* **What is required**
Your answer should be one number: how many lines of the records hold the string "Kisa".

___

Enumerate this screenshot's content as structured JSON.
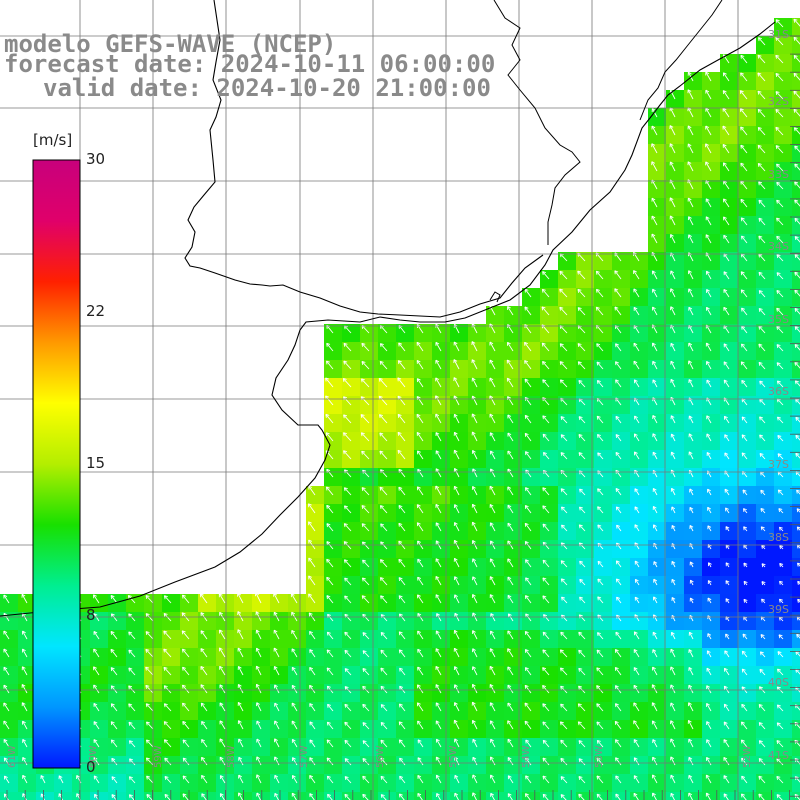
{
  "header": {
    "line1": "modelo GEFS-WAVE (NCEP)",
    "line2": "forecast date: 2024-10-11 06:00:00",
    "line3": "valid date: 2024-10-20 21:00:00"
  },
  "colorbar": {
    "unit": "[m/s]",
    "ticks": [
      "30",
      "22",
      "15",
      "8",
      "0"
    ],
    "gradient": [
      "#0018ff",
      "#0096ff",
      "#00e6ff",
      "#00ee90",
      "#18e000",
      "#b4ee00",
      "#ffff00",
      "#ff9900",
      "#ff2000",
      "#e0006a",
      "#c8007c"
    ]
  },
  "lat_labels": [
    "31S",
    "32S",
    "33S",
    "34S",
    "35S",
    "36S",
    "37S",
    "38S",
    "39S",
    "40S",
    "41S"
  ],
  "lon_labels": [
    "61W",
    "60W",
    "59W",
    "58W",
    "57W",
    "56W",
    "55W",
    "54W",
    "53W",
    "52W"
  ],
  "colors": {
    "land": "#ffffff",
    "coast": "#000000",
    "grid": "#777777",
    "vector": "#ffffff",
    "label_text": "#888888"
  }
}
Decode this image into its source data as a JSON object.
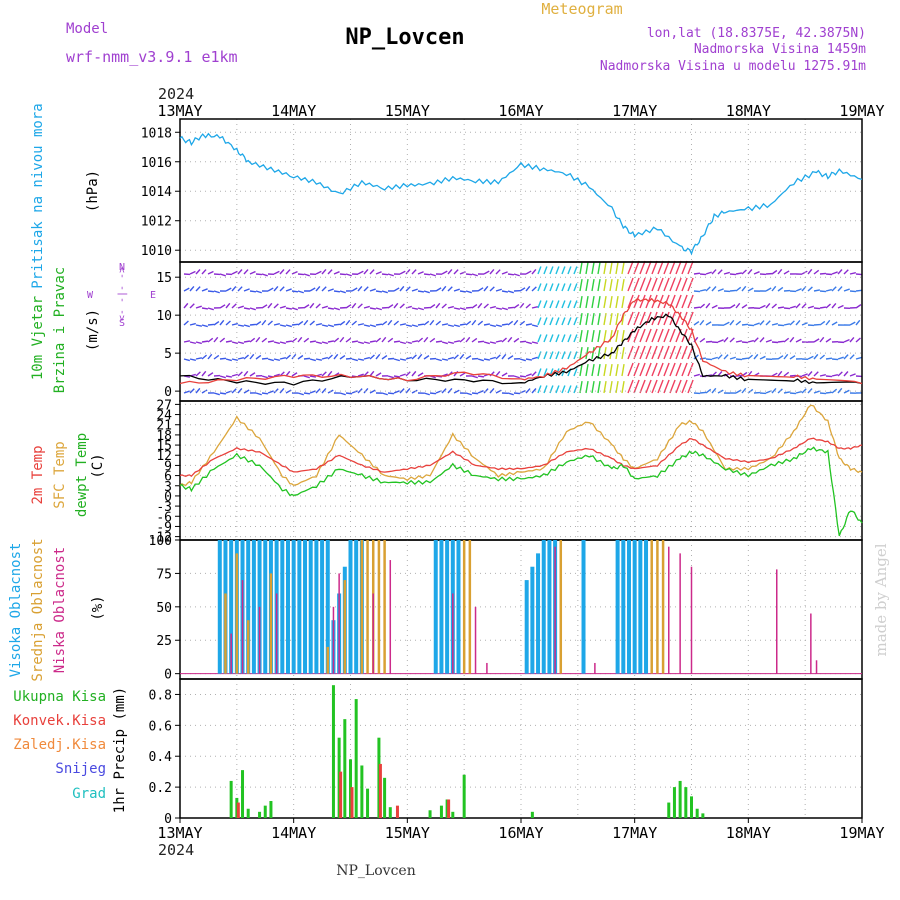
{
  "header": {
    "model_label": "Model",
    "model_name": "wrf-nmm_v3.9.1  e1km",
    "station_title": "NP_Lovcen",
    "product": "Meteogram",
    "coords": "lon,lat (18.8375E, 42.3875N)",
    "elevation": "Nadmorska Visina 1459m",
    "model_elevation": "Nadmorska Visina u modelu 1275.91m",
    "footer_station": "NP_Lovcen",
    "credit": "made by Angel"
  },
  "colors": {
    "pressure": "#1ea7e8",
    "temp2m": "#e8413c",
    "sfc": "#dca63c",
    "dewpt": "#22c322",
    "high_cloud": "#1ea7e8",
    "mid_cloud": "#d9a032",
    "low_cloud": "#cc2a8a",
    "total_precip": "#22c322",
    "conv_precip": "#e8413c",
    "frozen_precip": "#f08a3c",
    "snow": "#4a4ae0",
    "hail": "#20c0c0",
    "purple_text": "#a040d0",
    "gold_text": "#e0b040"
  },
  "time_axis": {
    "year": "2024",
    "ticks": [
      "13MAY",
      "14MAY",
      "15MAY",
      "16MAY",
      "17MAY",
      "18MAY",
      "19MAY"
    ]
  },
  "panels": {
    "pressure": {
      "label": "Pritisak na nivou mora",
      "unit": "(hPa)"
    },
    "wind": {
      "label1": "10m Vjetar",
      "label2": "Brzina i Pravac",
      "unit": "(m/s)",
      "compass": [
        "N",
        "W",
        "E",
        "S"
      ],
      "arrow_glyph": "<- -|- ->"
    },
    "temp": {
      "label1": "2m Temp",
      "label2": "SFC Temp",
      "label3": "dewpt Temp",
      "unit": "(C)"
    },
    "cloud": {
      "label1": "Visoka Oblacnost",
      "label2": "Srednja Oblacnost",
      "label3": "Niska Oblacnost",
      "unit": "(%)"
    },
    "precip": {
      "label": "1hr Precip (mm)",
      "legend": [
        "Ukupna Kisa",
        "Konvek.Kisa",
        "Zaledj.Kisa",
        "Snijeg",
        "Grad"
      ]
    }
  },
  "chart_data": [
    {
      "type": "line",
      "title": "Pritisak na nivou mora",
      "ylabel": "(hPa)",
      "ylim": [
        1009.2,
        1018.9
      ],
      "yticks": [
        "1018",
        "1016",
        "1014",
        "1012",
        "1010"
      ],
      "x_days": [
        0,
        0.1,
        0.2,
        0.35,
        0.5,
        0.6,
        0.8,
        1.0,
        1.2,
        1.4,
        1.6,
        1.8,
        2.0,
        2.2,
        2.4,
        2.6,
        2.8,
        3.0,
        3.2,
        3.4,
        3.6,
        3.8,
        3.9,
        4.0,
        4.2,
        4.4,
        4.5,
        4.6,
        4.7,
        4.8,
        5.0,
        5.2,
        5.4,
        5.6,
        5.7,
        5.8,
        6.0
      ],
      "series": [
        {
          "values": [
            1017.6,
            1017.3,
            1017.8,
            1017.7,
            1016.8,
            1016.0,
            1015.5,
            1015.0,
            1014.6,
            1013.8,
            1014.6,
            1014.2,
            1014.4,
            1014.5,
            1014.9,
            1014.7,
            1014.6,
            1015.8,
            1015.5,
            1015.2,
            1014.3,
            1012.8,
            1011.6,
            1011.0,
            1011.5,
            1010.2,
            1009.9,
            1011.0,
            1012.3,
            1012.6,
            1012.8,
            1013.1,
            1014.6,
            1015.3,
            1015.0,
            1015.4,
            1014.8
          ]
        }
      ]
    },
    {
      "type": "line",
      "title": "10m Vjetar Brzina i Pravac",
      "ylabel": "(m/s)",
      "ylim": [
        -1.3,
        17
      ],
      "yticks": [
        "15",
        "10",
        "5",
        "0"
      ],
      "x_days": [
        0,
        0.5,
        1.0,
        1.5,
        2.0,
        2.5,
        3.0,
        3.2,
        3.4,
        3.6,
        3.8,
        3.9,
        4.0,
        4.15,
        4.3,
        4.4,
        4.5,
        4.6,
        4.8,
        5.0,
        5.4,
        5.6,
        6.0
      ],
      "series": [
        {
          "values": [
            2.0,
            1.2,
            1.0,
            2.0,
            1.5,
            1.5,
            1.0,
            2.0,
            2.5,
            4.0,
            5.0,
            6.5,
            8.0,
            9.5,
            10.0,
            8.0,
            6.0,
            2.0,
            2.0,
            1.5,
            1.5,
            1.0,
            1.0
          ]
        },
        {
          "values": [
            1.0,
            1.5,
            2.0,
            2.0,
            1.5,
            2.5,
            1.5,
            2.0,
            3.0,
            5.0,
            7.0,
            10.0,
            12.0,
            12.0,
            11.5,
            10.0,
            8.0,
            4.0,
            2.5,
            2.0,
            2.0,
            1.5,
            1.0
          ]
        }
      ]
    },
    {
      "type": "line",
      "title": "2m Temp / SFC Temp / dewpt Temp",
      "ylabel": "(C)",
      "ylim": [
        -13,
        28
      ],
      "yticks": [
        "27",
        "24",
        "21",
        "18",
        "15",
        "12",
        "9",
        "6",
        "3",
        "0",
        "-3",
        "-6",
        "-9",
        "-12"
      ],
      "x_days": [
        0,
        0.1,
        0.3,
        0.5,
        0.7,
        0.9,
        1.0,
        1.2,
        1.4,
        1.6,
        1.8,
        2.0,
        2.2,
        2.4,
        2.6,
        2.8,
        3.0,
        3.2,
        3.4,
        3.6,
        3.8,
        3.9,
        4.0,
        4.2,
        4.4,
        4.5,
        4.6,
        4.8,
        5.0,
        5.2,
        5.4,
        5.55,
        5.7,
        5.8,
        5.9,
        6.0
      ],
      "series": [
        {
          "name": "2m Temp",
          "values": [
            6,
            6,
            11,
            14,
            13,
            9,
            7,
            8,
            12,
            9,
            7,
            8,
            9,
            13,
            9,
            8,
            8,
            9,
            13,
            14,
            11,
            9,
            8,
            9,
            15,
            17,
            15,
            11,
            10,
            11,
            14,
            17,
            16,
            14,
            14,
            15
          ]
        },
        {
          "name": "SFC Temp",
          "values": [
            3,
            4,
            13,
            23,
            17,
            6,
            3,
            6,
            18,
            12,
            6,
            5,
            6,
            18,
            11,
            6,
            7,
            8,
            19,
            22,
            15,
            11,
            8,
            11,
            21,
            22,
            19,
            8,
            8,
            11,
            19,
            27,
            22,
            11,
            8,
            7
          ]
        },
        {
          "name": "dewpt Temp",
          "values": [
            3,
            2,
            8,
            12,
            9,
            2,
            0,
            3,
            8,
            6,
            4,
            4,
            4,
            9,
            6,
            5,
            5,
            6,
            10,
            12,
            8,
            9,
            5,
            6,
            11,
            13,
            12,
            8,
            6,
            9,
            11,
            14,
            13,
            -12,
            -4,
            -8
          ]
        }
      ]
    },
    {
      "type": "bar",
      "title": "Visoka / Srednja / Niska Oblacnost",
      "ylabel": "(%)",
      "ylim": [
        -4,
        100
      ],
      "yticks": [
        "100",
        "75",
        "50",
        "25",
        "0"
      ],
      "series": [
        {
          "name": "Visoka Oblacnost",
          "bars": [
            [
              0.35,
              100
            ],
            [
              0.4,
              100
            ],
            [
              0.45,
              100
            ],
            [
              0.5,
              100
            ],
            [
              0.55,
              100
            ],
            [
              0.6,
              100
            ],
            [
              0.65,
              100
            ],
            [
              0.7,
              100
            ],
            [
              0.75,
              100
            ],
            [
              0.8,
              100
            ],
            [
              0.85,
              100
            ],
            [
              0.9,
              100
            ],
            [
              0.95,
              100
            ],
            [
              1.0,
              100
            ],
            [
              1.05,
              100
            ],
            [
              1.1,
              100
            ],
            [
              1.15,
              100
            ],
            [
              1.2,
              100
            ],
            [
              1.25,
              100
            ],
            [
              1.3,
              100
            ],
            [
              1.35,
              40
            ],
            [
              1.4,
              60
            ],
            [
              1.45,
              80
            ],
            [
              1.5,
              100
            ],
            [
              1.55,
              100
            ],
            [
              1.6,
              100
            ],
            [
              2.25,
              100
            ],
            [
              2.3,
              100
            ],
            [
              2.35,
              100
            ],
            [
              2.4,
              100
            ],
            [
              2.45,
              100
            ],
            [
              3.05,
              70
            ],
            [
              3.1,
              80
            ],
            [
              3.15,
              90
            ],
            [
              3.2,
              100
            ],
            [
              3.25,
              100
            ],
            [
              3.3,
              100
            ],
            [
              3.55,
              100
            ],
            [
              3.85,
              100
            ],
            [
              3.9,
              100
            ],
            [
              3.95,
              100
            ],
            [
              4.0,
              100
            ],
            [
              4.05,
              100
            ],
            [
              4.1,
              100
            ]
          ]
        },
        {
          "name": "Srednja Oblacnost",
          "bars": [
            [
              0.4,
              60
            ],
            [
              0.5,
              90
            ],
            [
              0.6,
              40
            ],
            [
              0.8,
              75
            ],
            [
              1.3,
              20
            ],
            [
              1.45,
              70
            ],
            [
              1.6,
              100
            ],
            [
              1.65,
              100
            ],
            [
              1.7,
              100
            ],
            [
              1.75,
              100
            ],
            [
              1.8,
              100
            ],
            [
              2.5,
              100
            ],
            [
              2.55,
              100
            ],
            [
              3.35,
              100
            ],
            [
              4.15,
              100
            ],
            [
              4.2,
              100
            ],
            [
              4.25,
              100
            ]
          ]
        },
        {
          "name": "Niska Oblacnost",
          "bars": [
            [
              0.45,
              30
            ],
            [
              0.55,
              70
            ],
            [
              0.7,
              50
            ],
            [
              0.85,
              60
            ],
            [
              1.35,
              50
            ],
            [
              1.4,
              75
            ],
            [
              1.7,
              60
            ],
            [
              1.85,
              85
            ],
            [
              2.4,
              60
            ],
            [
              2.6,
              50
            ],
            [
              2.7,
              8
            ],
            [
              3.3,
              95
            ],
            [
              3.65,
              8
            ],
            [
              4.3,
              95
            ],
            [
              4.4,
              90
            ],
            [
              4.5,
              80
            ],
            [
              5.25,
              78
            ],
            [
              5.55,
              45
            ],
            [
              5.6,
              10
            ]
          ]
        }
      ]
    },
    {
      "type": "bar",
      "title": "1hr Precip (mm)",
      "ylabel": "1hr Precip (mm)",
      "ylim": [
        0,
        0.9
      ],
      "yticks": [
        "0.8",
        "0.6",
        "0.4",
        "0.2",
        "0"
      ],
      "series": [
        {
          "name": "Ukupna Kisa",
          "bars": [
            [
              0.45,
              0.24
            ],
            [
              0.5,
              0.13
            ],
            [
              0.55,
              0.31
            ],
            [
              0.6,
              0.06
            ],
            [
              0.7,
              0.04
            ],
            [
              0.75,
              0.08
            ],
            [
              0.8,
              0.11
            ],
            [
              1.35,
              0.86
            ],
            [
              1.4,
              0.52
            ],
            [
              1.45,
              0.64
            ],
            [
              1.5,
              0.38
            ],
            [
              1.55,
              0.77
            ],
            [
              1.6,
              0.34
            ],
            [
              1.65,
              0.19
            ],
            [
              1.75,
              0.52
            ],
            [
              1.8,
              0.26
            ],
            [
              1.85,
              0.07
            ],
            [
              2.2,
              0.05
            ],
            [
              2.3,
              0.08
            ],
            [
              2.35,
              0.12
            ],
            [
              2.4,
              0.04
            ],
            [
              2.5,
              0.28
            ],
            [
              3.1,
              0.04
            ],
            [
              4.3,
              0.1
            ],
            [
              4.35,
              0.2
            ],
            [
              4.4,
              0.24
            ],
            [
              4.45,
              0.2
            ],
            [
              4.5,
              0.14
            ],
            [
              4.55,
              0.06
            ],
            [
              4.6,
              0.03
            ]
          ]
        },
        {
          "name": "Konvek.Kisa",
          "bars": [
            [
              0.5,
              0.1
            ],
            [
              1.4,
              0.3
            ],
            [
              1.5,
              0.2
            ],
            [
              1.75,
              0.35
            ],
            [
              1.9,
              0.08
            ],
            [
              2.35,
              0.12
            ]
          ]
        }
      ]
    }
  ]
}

___

* **The answer**
5